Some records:
+++

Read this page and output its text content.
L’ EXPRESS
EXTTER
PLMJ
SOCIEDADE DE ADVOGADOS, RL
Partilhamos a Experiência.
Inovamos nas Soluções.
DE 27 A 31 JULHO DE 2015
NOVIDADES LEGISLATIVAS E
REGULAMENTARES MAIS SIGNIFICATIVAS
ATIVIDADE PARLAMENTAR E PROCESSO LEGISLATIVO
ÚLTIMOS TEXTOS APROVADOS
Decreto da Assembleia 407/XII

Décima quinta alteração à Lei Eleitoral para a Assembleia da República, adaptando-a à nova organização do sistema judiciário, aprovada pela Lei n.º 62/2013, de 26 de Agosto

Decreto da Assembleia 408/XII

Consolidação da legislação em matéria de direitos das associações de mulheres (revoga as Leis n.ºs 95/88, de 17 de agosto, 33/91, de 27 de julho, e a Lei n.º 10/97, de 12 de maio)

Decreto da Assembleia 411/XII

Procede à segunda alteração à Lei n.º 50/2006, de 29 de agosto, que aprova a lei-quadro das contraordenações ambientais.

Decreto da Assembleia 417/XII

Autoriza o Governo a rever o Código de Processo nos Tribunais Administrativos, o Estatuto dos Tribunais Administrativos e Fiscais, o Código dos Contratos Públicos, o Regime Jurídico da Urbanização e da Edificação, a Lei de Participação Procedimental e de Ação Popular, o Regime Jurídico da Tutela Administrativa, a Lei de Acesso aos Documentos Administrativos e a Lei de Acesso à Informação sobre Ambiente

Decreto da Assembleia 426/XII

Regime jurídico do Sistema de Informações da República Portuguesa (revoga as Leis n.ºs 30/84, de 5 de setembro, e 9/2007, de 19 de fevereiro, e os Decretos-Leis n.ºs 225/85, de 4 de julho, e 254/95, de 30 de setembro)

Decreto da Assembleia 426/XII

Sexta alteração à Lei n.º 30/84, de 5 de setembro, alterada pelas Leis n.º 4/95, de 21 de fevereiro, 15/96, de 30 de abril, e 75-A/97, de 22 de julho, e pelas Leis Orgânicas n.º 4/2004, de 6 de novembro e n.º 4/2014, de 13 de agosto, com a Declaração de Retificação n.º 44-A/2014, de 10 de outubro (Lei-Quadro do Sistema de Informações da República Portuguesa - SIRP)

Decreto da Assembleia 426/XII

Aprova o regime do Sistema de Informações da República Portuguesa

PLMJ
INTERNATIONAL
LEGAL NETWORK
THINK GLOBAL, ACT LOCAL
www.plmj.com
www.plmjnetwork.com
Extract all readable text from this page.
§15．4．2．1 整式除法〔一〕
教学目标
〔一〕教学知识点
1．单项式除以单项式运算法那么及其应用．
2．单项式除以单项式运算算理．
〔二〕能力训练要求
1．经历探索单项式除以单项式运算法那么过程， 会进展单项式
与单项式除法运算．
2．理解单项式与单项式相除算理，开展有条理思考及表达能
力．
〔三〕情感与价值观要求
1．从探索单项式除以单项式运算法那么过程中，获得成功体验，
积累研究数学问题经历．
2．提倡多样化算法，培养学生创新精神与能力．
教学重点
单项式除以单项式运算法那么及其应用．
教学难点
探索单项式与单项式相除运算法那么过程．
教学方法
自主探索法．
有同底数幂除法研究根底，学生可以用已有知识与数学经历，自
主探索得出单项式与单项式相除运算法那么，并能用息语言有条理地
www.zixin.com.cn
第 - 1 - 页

+++

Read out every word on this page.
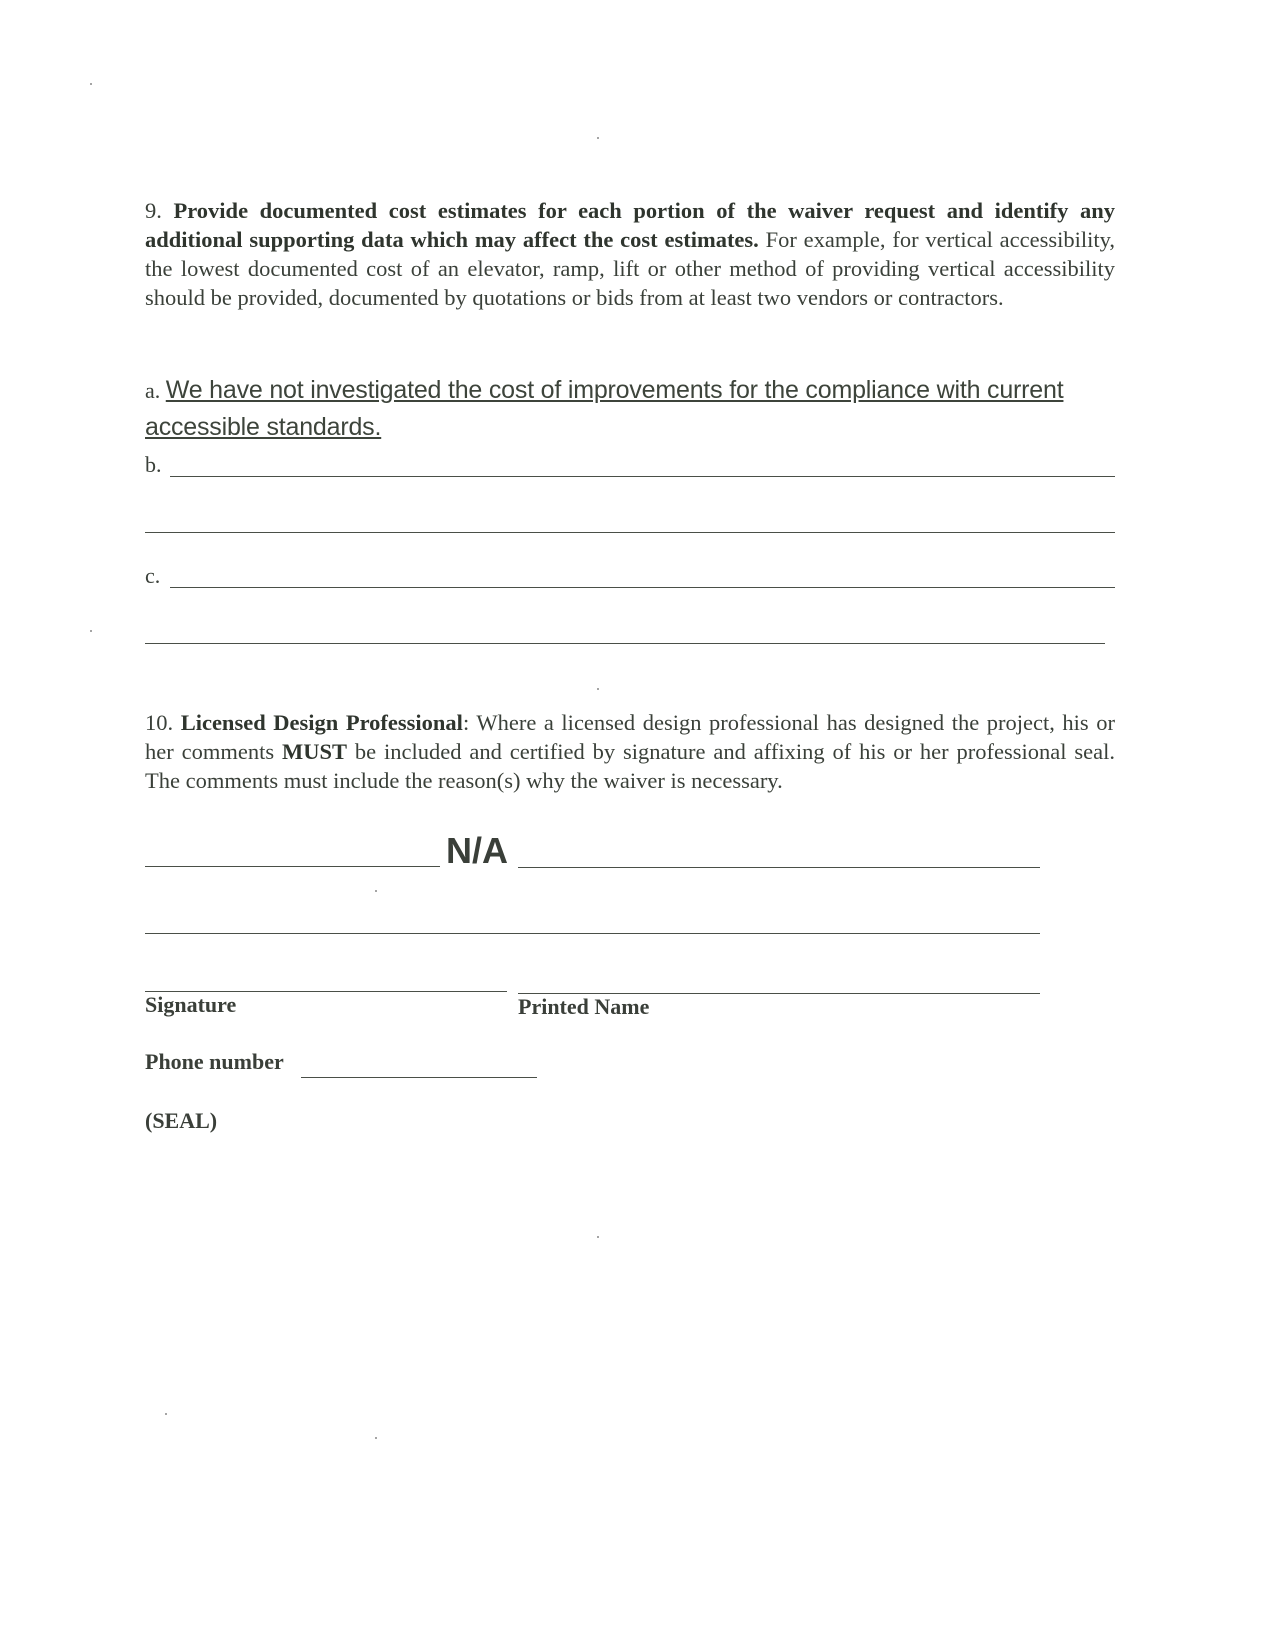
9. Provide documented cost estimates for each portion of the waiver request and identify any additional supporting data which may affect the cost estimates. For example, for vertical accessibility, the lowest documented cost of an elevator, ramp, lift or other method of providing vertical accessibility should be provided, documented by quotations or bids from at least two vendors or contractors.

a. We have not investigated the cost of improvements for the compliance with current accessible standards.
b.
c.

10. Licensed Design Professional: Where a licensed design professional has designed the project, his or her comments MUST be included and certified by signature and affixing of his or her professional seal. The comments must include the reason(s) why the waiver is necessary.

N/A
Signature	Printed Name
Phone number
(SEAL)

+++

→ Problem
Pull every line containing "alteração" out of the data above.

→ In response
Décima quinta alteração à Lei Eleitoral para a Assembleia da República, adaptando-a à nova organização do sistema judiciário, aprovada pela Lei n.º 62/2013, de 26 de Agosto
Procede à segunda alteração à Lei n.º 50/2006, de 29 de agosto, que aprova a lei-quadro das contraordenações ambientais.
Sexta alteração à Lei n.º 30/84, de 5 de setembro, alterada pelas Leis n.º 4/95, de 21 de fevereiro, 15/96, de 30 de abril, e 75-A/97, de 22 de julho, e pelas Leis Orgânicas n.º 4/2004, de 6 de novembro e n.º 4/2014, de 13 de agosto, com a Declaração de Retificação n.º 44-A/2014, de 10 de outubro (Lei-Quadro do Sistema de Informações da República Portuguesa - SIRP)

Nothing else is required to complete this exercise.